▶ CHALLENGE
Each line below must be set down exactly; omit any image you find.

▶ DATA EXTRACT

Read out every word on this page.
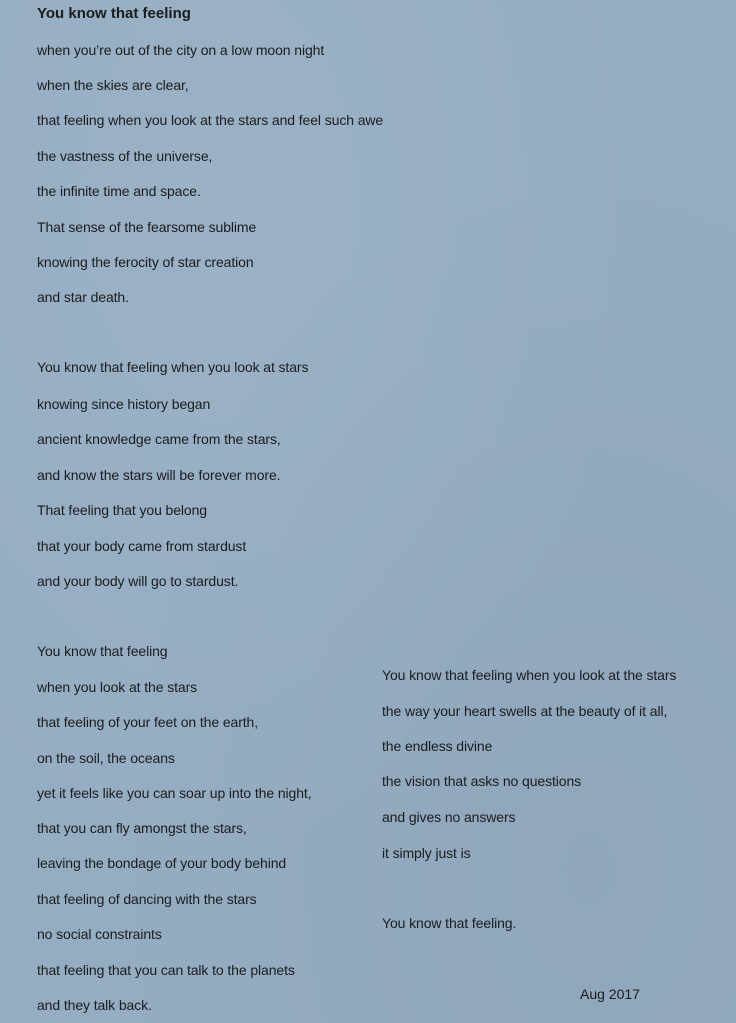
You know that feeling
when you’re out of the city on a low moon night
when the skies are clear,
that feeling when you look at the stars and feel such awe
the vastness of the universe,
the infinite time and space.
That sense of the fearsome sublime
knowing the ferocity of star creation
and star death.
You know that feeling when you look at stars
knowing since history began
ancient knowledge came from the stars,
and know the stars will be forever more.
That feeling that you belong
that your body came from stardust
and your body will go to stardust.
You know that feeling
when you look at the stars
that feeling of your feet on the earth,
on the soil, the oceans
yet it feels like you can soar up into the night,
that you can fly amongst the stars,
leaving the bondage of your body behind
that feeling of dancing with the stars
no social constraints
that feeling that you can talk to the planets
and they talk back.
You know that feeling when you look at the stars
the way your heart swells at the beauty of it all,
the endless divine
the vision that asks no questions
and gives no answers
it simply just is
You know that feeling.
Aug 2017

▶ SOLVED PROBLEM
Read out every word on this page.
You know that feeling
when you’re out of the city on a low moon night
when the skies are clear,
that feeling when you look at the stars and feel such awe
the vastness of the universe,
the infinite time and space.
That sense of the fearsome sublime
knowing the ferocity of star creation
and star death.
You know that feeling when you look at stars
knowing since history began
ancient knowledge came from the stars,
and know the stars will be forever more.
That feeling that you belong
that your body came from stardust
and your body will go to stardust.
You know that feeling
when you look at the stars
that feeling of your feet on the earth,
on the soil, the oceans
yet it feels like you can soar up into the night,
that you can fly amongst the stars,
leaving the bondage of your body behind
that feeling of dancing with the stars
no social constraints
that feeling that you can talk to the planets
and they talk back.
You know that feeling when you look at the stars
the way your heart swells at the beauty of it all,
the endless divine
the vision that asks no questions
and gives no answers
it simply just is
You know that feeling.
Aug 2017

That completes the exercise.